THE RECORDS:
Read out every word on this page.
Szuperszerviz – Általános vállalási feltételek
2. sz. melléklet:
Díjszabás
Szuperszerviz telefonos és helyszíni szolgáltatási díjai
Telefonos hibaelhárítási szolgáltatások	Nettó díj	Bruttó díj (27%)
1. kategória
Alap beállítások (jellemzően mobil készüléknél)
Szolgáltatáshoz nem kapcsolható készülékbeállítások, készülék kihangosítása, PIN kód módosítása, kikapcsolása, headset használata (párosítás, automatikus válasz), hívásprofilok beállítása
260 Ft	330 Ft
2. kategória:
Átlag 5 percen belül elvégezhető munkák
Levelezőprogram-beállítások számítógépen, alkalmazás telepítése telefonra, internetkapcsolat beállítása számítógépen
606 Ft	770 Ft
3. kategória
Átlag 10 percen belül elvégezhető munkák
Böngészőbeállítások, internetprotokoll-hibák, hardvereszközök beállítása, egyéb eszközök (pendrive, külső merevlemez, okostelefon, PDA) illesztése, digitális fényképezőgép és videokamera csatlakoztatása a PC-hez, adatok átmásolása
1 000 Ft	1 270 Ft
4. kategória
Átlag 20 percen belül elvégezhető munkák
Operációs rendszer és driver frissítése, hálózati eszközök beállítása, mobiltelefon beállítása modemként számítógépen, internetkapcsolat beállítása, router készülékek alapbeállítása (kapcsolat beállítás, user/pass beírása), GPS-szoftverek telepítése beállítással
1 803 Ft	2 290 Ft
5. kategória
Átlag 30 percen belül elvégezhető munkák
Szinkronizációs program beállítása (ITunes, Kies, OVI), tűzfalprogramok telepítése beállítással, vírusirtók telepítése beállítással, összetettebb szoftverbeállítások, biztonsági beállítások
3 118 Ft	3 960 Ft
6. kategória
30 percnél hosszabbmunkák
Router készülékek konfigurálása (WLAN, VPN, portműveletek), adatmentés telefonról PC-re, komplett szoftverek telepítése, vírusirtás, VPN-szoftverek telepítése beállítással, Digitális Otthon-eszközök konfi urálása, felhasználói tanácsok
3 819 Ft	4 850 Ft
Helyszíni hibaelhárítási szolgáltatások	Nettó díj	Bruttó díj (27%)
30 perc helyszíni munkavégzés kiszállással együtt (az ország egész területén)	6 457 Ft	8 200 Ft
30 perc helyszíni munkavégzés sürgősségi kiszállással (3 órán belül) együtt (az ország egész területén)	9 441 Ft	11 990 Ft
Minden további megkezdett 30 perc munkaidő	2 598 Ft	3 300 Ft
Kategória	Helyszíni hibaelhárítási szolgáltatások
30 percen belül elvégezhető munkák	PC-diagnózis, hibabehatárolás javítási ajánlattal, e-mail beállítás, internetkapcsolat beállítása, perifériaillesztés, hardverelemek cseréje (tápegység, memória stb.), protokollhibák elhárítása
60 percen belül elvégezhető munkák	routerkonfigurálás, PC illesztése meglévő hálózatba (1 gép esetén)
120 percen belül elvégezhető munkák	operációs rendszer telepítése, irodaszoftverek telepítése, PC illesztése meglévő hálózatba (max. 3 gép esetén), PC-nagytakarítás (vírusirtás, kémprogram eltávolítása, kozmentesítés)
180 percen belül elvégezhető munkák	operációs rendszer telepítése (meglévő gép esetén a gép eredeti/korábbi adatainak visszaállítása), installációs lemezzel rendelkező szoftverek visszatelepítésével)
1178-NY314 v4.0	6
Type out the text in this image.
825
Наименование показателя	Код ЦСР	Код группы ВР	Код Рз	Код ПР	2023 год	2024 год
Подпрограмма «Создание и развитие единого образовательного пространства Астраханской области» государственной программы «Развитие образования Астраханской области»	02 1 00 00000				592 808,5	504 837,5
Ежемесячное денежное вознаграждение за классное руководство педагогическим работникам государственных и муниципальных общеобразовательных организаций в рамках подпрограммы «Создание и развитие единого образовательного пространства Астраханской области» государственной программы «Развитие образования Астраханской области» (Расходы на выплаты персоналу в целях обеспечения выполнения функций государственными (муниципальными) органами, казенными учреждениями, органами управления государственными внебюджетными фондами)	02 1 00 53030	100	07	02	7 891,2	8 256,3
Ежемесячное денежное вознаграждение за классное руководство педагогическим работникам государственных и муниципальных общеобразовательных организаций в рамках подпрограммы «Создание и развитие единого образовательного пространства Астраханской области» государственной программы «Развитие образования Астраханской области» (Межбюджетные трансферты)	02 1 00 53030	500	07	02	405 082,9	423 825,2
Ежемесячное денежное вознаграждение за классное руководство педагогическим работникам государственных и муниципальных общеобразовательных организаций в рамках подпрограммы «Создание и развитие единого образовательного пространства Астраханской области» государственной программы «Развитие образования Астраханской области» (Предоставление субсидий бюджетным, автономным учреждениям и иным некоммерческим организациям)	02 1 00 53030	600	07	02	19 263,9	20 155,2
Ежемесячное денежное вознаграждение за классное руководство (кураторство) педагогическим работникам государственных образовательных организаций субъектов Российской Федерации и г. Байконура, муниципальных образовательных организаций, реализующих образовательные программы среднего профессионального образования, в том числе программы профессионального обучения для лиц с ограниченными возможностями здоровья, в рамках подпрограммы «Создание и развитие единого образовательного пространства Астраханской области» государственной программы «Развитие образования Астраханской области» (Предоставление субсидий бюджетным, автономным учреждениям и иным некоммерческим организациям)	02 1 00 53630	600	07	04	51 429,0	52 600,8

OBJECTIVE:
Search the entries for the string "Nettó" and collect each line that has it.

RESULT OF THE EXERCISE:
Telefonos hibaelhárítási szolgáltatások	Nettó díj	Bruttó díj (27%)
Helyszíni hibaelhárítási szolgáltatások	Nettó díj	Bruttó díj (27%)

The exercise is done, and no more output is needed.